DATA FOR THIS TASK:
****

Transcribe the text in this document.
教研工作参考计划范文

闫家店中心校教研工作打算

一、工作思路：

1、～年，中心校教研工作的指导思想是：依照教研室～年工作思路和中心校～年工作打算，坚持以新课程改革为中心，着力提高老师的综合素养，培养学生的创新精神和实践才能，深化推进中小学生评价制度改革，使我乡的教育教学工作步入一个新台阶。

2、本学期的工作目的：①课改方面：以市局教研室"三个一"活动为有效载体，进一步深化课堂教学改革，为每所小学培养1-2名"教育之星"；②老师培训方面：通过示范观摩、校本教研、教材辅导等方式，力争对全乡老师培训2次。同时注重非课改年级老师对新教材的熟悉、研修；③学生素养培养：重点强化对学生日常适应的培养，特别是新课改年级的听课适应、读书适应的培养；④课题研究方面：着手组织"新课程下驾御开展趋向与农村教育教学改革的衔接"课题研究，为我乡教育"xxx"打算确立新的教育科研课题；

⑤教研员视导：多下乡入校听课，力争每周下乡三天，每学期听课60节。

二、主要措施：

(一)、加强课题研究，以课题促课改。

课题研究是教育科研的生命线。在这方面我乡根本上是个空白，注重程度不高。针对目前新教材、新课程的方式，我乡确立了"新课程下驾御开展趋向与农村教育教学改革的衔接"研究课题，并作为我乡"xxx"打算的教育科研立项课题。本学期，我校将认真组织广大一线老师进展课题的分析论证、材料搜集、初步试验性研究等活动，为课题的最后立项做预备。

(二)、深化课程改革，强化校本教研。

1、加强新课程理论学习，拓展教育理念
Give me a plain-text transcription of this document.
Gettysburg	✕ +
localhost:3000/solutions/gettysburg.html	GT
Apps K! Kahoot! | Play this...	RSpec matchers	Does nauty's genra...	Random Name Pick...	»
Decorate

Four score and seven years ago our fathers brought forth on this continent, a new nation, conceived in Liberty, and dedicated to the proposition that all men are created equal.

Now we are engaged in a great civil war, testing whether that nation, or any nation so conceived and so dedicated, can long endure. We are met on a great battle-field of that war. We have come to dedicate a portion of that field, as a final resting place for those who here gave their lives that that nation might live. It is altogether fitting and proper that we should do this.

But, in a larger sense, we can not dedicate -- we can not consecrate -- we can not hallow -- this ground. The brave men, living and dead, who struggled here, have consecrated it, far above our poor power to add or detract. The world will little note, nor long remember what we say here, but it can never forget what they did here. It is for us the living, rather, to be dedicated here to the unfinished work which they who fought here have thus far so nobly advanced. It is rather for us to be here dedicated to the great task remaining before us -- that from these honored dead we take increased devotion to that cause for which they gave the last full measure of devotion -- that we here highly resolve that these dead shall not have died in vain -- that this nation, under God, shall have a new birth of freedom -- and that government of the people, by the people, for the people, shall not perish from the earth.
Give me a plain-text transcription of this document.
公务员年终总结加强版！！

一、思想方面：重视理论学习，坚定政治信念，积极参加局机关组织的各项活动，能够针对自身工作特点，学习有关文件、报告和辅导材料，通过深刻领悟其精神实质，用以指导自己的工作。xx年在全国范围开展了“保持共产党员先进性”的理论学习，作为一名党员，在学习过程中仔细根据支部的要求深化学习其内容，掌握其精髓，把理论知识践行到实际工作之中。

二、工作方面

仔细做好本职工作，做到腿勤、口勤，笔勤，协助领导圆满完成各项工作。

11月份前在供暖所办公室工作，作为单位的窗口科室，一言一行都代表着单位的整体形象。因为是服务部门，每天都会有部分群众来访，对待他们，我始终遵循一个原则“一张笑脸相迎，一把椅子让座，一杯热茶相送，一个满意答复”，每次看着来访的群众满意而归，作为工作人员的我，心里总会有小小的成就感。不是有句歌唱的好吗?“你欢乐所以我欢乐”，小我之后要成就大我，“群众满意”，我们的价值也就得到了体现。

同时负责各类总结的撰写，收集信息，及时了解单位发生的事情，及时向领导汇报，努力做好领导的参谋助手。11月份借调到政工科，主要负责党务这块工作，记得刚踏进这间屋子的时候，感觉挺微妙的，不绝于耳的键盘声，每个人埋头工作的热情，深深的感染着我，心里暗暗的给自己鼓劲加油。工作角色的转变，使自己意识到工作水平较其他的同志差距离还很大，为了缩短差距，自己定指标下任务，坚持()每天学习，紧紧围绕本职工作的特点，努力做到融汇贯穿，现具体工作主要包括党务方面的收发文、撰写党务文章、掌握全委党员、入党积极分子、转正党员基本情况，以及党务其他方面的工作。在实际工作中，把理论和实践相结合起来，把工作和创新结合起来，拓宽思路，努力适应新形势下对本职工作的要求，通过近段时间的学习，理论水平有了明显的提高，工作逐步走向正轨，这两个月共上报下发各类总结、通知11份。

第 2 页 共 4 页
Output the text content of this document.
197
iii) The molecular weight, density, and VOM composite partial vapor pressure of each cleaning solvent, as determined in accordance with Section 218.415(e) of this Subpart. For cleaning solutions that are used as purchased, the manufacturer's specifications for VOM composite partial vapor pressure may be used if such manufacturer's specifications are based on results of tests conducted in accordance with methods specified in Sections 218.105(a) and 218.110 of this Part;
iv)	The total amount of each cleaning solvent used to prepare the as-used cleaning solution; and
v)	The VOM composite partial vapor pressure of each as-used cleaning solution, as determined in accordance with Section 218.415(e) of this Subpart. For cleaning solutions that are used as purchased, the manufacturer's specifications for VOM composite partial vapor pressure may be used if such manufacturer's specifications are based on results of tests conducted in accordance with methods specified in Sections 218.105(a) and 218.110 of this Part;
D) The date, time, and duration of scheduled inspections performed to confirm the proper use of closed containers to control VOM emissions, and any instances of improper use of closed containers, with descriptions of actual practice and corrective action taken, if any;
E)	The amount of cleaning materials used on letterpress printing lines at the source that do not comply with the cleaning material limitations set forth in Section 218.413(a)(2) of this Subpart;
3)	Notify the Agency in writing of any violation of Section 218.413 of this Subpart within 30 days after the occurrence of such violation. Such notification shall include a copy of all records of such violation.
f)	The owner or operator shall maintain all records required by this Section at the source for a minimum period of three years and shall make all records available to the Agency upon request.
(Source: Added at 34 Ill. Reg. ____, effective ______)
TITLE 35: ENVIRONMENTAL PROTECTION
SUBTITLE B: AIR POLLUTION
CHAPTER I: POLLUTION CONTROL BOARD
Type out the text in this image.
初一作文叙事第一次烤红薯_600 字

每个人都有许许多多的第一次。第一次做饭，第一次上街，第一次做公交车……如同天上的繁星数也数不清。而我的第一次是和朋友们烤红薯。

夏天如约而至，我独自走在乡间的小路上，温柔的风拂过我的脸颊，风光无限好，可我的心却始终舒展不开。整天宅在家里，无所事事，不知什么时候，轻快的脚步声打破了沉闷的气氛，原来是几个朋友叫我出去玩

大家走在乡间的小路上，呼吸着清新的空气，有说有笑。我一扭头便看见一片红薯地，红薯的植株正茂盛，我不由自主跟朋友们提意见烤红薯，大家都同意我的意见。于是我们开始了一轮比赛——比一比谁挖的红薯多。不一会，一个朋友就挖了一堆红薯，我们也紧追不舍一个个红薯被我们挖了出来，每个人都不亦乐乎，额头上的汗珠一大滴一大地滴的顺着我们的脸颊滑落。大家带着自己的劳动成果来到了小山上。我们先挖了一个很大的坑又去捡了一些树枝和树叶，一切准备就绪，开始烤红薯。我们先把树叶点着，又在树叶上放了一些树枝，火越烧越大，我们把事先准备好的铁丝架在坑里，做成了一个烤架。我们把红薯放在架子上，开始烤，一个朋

****

AIM OF THE EXERCISE:
Gather each line of the records holding the string "Sections".

EXERCISE OUTPUT:
iii) The molecular weight, density, and VOM composite partial vapor pressure of each cleaning solvent, as determined in accordance with Section 218.415(e) of this Subpart. For cleaning solutions that are used as purchased, the manufacturer's specifications for VOM composite partial vapor pressure may be used if such manufacturer's specifications are based on results of tests conducted in accordance with methods specified in Sections 218.105(a) and 218.110 of this Part;
v)	The VOM composite partial vapor pressure of each as-used cleaning solution, as determined in accordance with Section 218.415(e) of this Subpart. For cleaning solutions that are used as purchased, the manufacturer's specifications for VOM composite partial vapor pressure may be used if such manufacturer's specifications are based on results of tests conducted in accordance with methods specified in Sections 218.105(a) and 218.110 of this Part;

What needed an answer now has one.